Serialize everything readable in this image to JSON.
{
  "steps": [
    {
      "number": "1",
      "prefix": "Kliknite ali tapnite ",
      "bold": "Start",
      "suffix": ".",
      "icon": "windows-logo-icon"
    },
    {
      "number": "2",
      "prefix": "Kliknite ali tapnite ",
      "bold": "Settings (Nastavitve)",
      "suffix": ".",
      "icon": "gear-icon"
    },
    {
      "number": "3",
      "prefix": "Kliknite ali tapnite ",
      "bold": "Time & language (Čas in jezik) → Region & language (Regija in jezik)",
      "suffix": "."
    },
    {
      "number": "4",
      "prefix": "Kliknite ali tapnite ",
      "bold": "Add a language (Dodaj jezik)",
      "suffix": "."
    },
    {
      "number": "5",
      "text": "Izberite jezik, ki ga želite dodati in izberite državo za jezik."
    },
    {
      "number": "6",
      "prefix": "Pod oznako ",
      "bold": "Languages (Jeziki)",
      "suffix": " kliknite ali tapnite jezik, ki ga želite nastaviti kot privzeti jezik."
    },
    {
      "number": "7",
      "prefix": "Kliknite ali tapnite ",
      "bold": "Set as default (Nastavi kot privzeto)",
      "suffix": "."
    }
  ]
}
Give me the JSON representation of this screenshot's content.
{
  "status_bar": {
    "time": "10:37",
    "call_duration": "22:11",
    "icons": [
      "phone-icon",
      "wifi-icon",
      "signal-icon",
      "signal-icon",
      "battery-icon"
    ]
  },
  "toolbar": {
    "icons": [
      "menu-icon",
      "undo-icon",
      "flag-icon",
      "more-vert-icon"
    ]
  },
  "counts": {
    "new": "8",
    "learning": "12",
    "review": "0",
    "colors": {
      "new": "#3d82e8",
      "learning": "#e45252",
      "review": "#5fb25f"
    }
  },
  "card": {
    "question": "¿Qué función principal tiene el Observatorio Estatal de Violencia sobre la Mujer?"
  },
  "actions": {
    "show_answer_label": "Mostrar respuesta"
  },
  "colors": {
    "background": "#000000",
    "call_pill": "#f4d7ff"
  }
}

-- Written request --
Nothing should be changed: write out all of the data as is.

-- Response to this exercise --
Serialize everything readable in this image to JSON.
{
  "steps": [
    {
      "number": "1",
      "prefix": "Kliknite ali tapnite ",
      "bold": "Start",
      "suffix": ".",
      "icon": "windows-logo-icon"
    },
    {
      "number": "2",
      "prefix": "Kliknite ali tapnite ",
      "bold": "Settings (Nastavitve)",
      "suffix": ".",
      "icon": "gear-icon"
    },
    {
      "number": "3",
      "prefix": "Kliknite ali tapnite ",
      "bold": "Time & language (Čas in jezik) → Region & language (Regija in jezik)",
      "suffix": "."
    },
    {
      "number": "4",
      "prefix": "Kliknite ali tapnite ",
      "bold": "Add a language (Dodaj jezik)",
      "suffix": "."
    },
    {
      "number": "5",
      "text": "Izberite jezik, ki ga želite dodati in izberite državo za jezik."
    },
    {
      "number": "6",
      "prefix": "Pod oznako ",
      "bold": "Languages (Jeziki)",
      "suffix": " kliknite ali tapnite jezik, ki ga želite nastaviti kot privzeti jezik."
    },
    {
      "number": "7",
      "prefix": "Kliknite ali tapnite ",
      "bold": "Set as default (Nastavi kot privzeto)",
      "suffix": "."
    }
  ]
}
Give me the JSON representation of this screenshot's content.
{
  "status_bar": {
    "time": "10:37",
    "call_duration": "22:11",
    "icons": [
      "phone-icon",
      "wifi-icon",
      "signal-icon",
      "signal-icon",
      "battery-icon"
    ]
  },
  "toolbar": {
    "icons": [
      "menu-icon",
      "undo-icon",
      "flag-icon",
      "more-vert-icon"
    ]
  },
  "counts": {
    "new": "8",
    "learning": "12",
    "review": "0",
    "colors": {
      "new": "#3d82e8",
      "learning": "#e45252",
      "review": "#5fb25f"
    }
  },
  "card": {
    "question": "¿Qué función principal tiene el Observatorio Estatal de Violencia sobre la Mujer?"
  },
  "actions": {
    "show_answer_label": "Mostrar respuesta"
  },
  "colors": {
    "background": "#000000",
    "call_pill": "#f4d7ff"
  }
}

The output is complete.